§ **MATERIAL SUPPLIED**
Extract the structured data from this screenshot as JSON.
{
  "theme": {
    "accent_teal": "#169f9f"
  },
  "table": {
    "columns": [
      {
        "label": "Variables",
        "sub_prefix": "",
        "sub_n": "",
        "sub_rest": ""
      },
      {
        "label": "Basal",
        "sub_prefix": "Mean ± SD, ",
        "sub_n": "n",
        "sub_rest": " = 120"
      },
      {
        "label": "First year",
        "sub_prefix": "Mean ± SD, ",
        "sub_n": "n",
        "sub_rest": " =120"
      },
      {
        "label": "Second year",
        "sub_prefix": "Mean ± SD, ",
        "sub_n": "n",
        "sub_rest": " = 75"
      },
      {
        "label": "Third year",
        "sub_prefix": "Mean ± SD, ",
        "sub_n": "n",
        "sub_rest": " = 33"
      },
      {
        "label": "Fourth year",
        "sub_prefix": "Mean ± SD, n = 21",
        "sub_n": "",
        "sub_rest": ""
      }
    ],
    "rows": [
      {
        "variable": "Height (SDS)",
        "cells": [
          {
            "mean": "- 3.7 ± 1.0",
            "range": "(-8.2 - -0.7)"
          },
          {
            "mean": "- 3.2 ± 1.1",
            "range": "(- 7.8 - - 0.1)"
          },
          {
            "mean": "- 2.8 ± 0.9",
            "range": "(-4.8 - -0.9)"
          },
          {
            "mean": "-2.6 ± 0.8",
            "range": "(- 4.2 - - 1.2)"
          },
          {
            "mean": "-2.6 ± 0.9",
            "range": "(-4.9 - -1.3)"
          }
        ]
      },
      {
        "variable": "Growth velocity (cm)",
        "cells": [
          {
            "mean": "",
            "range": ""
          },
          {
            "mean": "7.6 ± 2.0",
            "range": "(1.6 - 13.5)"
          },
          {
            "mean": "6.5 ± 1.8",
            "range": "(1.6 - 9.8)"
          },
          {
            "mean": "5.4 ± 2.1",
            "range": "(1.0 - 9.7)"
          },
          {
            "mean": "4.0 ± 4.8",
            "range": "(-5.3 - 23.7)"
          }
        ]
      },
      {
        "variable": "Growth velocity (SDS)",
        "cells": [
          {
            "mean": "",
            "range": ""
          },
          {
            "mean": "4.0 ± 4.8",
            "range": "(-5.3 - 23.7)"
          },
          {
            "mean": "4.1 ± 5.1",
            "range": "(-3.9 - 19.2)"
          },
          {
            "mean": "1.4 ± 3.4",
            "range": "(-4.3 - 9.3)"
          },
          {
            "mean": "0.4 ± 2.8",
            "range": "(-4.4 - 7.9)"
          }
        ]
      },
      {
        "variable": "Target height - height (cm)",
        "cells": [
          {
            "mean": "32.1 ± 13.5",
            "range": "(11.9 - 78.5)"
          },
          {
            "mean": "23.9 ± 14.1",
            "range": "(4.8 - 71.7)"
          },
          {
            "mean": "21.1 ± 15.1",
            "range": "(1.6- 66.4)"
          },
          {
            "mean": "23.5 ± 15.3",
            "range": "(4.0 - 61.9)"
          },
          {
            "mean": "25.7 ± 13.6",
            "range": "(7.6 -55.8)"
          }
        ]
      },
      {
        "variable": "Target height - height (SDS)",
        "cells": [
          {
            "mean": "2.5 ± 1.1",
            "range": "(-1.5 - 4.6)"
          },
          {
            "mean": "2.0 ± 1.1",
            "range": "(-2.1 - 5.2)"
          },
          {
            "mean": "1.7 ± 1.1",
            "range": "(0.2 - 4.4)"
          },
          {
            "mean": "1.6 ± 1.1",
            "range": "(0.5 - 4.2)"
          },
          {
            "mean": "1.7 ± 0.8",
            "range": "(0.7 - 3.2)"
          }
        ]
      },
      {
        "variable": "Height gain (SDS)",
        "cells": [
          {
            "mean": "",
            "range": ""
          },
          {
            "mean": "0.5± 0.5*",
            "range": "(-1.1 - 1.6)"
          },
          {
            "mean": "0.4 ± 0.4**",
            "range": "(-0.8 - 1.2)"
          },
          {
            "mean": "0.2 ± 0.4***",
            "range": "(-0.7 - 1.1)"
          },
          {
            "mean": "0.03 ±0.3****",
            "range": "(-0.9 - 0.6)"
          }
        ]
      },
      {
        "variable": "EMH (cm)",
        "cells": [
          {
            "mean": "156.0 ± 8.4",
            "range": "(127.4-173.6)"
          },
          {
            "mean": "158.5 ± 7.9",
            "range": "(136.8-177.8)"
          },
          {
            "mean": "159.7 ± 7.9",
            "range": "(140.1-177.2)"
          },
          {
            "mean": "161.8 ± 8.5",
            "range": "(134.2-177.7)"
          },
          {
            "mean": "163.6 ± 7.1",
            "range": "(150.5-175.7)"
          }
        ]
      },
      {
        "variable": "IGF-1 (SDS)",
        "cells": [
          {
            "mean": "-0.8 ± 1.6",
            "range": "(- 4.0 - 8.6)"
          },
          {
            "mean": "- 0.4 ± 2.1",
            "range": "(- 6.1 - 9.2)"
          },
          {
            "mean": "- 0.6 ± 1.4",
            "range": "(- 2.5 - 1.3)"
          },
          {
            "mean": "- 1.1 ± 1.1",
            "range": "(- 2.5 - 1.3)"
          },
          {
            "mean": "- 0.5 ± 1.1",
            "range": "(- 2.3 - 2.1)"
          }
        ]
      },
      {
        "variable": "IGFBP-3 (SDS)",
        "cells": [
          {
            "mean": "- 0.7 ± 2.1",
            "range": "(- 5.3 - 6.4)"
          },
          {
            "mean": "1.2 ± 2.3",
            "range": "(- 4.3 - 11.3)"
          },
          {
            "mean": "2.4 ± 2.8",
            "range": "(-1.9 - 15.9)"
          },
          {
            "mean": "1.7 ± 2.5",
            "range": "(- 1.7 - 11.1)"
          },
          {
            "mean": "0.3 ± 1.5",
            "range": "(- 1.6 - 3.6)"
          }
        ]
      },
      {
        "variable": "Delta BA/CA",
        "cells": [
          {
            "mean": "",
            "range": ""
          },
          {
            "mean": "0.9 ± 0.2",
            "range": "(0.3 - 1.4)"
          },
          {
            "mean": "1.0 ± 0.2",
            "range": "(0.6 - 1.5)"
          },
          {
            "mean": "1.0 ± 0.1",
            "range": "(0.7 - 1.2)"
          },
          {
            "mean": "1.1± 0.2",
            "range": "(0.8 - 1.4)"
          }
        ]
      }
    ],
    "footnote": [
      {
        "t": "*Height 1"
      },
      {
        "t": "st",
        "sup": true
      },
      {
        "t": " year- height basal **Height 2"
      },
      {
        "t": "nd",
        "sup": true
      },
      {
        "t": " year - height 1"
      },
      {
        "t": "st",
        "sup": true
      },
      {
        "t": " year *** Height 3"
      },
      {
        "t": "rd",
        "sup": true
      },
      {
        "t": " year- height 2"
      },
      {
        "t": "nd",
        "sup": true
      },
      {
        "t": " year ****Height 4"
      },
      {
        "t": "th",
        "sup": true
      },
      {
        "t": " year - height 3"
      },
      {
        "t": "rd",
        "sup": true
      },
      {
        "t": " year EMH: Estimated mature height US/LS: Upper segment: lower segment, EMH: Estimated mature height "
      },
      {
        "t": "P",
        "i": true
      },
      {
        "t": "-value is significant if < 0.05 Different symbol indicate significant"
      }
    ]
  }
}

==

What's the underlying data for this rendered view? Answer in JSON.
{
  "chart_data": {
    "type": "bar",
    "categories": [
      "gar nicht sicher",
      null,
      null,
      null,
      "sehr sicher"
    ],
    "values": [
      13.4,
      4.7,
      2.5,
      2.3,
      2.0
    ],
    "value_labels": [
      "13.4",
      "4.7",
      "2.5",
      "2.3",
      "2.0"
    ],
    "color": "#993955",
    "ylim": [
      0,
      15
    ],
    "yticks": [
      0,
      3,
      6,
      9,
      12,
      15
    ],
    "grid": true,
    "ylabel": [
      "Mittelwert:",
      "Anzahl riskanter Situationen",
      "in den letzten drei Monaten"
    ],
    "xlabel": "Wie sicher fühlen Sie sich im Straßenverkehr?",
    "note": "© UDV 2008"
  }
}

...

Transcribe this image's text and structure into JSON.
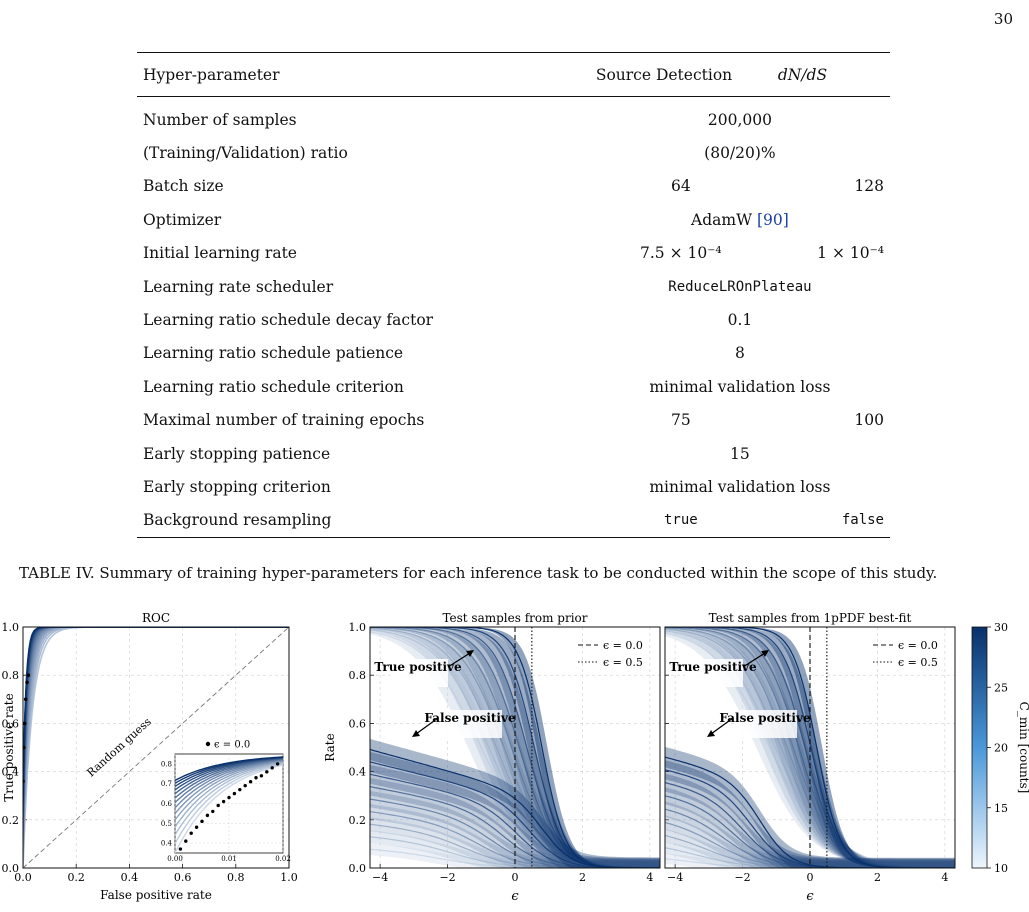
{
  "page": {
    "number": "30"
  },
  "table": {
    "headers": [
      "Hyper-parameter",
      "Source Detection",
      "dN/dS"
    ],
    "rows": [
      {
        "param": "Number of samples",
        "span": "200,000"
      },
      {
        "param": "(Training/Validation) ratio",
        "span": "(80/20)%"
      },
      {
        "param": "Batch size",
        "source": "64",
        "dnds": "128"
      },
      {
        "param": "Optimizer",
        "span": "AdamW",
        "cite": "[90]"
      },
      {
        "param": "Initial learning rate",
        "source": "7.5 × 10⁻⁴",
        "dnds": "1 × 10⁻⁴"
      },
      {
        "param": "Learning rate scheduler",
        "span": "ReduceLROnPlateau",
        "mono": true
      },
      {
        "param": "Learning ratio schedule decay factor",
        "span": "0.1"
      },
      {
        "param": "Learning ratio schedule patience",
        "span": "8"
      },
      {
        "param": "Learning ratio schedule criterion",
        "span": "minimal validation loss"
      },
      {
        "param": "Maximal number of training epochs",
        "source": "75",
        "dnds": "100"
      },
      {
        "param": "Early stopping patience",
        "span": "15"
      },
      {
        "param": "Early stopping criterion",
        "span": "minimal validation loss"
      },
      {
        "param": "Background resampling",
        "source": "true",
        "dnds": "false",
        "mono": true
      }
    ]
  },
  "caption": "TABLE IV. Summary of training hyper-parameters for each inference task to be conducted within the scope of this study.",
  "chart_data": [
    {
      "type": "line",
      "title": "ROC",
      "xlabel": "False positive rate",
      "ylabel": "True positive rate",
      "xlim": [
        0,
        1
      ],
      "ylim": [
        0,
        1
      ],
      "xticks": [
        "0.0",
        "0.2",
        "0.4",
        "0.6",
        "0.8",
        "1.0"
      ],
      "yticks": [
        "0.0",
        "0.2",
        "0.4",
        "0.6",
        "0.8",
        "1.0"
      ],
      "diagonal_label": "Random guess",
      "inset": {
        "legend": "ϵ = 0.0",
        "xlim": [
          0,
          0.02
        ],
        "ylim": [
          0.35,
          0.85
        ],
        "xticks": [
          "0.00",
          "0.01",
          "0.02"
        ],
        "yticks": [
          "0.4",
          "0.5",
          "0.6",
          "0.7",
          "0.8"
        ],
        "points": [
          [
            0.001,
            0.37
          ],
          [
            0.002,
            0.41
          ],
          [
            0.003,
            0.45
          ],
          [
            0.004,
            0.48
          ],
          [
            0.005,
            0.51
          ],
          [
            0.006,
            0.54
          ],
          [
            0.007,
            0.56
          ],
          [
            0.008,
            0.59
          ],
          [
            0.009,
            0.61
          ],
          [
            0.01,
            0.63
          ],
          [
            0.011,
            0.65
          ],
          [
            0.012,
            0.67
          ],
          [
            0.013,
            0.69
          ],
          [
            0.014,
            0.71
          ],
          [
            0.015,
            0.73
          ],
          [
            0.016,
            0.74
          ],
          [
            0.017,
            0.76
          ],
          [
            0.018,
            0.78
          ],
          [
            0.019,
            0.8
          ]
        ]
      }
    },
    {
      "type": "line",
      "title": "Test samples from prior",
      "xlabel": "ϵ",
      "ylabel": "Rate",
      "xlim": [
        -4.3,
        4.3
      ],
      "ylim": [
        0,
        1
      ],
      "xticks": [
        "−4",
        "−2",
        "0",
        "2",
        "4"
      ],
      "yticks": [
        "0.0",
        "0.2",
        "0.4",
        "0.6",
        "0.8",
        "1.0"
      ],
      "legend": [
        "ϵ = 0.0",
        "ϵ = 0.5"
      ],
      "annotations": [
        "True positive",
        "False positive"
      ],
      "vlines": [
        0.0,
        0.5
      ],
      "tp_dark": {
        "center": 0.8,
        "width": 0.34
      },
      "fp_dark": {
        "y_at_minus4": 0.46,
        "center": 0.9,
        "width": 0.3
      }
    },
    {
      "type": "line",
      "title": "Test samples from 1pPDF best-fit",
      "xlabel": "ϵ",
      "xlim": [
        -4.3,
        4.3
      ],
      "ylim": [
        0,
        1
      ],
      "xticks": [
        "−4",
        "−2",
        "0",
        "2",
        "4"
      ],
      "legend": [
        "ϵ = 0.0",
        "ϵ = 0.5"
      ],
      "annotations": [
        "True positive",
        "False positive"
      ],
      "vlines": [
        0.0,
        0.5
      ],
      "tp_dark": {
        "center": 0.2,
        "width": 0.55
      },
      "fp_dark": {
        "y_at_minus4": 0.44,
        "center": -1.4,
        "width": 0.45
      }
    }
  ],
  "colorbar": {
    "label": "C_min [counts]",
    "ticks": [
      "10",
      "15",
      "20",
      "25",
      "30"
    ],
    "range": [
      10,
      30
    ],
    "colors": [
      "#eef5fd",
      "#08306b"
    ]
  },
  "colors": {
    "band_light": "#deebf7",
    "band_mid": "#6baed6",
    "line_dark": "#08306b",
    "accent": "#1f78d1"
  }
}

§ **REQUIRED WORK**
Return each full line of the entries that contains the word "stopping".

§ **TASK RESPONSE**
        "param": "Early stopping patience",
        "param": "Early stopping criterion",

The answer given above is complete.